*GOAL:*
Lines containing the word "SOLÍS" are to be located and copied.
--- RECORD EXCERPTS ---
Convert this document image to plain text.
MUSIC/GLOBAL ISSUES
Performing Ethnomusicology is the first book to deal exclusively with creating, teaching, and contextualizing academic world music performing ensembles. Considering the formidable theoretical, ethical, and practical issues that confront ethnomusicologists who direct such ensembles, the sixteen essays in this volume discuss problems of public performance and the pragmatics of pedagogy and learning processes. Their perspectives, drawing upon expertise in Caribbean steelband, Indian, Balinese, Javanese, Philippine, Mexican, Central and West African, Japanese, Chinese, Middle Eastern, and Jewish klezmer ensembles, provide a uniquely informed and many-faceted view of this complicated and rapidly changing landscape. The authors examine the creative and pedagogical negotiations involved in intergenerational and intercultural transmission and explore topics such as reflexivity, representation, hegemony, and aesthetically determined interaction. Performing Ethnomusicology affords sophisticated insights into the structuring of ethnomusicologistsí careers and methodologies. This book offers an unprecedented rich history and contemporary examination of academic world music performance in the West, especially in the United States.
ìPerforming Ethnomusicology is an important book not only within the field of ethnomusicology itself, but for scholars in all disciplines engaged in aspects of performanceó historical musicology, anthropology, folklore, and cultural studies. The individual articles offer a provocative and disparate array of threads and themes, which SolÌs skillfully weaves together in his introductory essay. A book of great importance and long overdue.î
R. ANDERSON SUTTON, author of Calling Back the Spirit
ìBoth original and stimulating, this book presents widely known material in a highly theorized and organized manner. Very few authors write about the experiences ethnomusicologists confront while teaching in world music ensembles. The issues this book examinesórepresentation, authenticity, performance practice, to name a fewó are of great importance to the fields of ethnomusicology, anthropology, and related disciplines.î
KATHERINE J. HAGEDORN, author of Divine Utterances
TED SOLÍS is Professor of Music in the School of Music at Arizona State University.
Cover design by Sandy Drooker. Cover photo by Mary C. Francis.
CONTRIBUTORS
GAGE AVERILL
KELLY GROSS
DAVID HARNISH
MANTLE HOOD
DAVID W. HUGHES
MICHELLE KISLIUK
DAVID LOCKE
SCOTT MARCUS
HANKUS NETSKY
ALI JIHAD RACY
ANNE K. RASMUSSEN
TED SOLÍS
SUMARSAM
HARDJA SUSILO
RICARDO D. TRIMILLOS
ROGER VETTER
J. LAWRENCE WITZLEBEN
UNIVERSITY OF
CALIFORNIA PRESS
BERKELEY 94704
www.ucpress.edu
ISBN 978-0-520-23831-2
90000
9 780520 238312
---
*EXPECTED ANSWER:*
TED SOLÍS is Professor of Music in the School of Music at Arizona State University.
TED SOLÍS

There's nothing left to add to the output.